Locate every line that holds the string "بالعمل" and copy it.

··· SUPPLIED MATERIAL ···

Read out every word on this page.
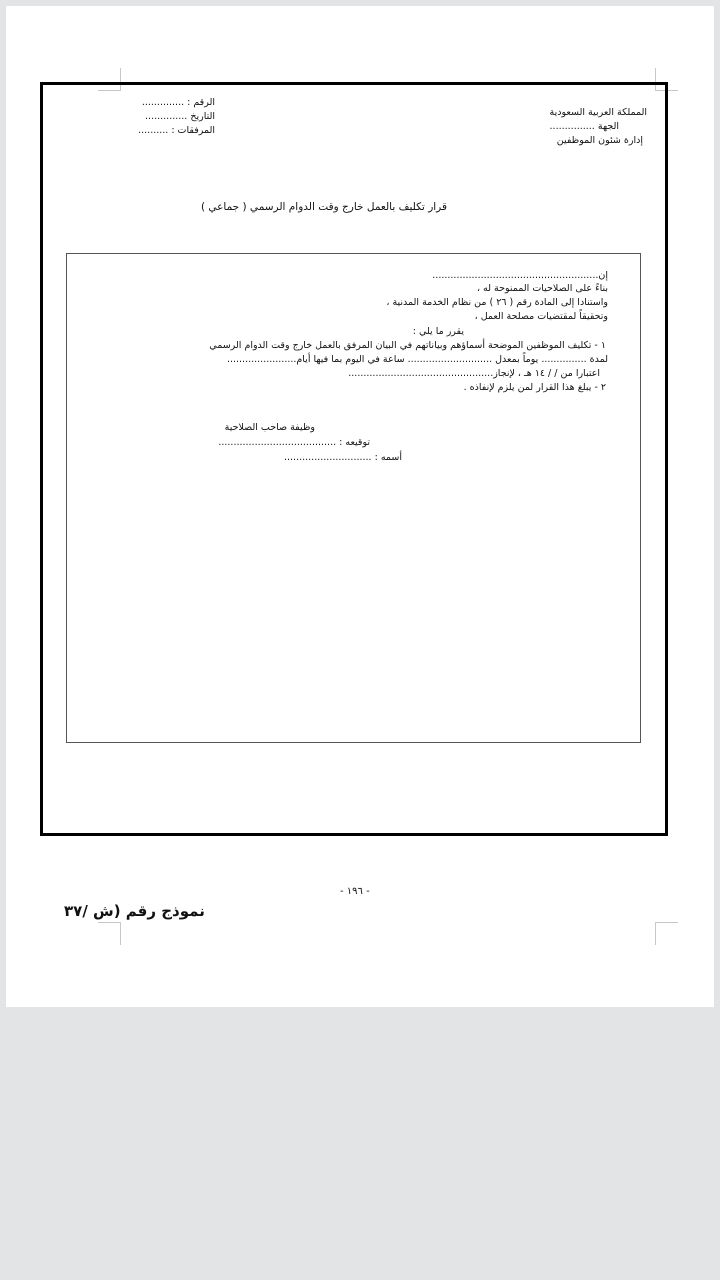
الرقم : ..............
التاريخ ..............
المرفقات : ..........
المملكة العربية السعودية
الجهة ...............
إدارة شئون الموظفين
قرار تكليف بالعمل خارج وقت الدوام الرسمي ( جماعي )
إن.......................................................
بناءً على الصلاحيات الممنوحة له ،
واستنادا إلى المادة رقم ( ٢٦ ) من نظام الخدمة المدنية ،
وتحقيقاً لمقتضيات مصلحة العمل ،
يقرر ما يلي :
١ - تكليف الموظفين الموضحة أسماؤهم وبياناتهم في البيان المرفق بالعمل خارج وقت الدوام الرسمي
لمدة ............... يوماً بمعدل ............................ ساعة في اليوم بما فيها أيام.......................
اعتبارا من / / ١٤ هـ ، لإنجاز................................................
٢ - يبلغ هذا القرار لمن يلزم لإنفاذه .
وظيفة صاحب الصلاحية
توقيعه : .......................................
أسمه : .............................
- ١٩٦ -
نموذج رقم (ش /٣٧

···

■ **CORRECT OUTPUT**
قرار تكليف بالعمل خارج وقت الدوام الرسمي ( جماعي )
١ - تكليف الموظفين الموضحة أسماؤهم وبياناتهم في البيان المرفق بالعمل خارج وقت الدوام الرسمي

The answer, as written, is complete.